** GOAL **
Gather all lines in the entries that include the word "with".

** GIVEN RECORDS **
——————————
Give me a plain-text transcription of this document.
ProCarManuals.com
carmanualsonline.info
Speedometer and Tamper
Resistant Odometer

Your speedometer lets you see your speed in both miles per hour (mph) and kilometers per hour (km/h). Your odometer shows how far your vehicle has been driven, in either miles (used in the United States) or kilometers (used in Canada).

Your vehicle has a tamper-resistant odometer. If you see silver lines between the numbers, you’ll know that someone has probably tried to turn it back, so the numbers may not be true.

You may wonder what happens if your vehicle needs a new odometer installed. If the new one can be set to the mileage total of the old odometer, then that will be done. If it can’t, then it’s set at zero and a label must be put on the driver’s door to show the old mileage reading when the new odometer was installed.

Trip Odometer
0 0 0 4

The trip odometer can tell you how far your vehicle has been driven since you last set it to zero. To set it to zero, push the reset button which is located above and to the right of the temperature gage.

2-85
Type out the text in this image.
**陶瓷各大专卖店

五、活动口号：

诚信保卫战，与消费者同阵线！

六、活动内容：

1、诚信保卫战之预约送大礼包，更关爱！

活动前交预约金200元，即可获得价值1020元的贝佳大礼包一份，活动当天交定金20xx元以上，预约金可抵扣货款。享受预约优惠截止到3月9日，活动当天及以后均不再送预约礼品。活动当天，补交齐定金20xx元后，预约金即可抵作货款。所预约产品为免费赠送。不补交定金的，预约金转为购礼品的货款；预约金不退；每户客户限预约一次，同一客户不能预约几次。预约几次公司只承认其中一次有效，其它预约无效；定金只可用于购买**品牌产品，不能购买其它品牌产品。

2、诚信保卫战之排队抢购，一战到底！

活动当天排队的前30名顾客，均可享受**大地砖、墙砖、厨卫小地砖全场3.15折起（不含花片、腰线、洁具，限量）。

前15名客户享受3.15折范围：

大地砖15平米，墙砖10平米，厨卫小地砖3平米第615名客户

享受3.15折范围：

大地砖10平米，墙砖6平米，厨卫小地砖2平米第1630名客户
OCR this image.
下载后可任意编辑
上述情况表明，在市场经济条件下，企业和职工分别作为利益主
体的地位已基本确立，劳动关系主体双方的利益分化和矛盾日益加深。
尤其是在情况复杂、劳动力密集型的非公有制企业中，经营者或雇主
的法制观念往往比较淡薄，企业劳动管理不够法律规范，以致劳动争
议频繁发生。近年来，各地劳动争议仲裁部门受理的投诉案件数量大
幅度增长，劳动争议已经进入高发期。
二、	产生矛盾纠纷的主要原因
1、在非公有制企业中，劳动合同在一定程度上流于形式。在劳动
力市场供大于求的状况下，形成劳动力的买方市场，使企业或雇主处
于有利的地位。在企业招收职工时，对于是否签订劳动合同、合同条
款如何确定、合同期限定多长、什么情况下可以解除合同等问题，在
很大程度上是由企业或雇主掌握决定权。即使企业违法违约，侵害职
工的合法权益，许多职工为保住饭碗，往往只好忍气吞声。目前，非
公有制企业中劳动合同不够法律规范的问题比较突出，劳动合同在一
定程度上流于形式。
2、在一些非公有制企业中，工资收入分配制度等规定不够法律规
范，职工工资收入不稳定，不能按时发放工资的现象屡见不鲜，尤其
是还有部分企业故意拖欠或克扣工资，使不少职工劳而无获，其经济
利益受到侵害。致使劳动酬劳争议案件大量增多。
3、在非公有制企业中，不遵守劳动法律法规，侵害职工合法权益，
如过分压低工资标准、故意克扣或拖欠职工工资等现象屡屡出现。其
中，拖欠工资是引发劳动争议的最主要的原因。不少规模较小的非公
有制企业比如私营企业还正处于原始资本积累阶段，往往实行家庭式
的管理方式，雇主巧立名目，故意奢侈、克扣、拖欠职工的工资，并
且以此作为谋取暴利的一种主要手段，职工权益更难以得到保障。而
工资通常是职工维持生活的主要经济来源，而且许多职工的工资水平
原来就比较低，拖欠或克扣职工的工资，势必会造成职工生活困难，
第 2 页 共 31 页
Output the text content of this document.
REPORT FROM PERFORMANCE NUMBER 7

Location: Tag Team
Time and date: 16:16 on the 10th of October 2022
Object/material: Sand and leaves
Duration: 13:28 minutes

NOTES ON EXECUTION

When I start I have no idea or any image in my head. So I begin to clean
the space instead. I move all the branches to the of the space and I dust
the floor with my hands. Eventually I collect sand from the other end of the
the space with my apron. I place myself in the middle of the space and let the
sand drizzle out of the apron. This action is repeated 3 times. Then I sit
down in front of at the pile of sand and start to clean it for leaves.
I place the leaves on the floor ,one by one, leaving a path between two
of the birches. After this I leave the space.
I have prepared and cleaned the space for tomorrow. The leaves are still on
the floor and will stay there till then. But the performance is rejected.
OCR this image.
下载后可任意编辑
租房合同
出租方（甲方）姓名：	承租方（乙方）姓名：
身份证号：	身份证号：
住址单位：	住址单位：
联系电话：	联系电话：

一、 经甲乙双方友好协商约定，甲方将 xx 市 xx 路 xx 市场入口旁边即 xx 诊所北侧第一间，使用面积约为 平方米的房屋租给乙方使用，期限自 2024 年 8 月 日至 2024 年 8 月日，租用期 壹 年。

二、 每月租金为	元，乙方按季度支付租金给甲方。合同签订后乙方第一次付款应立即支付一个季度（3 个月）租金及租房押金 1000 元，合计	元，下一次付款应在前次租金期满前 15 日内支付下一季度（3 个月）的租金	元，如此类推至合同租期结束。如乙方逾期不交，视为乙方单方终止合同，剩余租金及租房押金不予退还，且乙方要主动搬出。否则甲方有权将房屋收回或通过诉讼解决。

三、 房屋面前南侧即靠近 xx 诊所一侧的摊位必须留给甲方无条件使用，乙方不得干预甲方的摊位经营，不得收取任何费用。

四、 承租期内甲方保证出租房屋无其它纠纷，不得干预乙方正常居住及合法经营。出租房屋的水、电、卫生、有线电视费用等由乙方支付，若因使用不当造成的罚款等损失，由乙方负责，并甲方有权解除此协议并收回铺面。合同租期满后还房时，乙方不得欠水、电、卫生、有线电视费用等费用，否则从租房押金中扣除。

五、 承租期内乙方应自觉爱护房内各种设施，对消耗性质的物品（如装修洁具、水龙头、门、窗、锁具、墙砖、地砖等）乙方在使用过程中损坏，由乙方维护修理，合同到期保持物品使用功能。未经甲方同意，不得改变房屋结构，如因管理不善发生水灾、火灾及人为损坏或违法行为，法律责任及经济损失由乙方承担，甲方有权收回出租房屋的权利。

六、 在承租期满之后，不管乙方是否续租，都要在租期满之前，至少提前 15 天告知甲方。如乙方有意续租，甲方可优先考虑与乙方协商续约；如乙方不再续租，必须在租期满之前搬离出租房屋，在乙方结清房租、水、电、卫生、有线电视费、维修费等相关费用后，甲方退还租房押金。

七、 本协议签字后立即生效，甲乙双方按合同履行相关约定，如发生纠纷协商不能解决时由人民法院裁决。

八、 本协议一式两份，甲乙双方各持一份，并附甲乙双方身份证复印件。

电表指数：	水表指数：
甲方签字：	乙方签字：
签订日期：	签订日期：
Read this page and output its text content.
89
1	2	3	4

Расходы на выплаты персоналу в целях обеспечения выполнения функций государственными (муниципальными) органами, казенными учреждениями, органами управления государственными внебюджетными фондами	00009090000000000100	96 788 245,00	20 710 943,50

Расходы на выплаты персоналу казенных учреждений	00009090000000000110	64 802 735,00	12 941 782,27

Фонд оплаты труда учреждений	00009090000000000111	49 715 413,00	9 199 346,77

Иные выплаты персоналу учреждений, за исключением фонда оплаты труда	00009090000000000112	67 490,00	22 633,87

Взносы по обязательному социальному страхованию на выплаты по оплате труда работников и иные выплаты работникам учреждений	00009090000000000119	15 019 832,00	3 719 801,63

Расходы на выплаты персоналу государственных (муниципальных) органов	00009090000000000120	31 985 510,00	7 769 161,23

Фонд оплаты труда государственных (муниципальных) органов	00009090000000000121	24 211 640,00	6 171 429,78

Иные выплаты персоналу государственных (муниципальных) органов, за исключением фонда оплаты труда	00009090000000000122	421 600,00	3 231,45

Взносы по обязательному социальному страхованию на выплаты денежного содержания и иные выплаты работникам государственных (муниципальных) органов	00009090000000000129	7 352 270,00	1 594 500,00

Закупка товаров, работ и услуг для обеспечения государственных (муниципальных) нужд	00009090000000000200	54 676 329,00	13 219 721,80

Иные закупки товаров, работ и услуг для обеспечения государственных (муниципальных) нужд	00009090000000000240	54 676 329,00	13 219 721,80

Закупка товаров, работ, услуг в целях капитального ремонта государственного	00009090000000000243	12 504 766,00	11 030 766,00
——————————
** EXERCISE SOLUTION **
the floor with my hands. Eventually I collect sand from the other end of the
the space with my apron. I place myself in the middle of the space and let the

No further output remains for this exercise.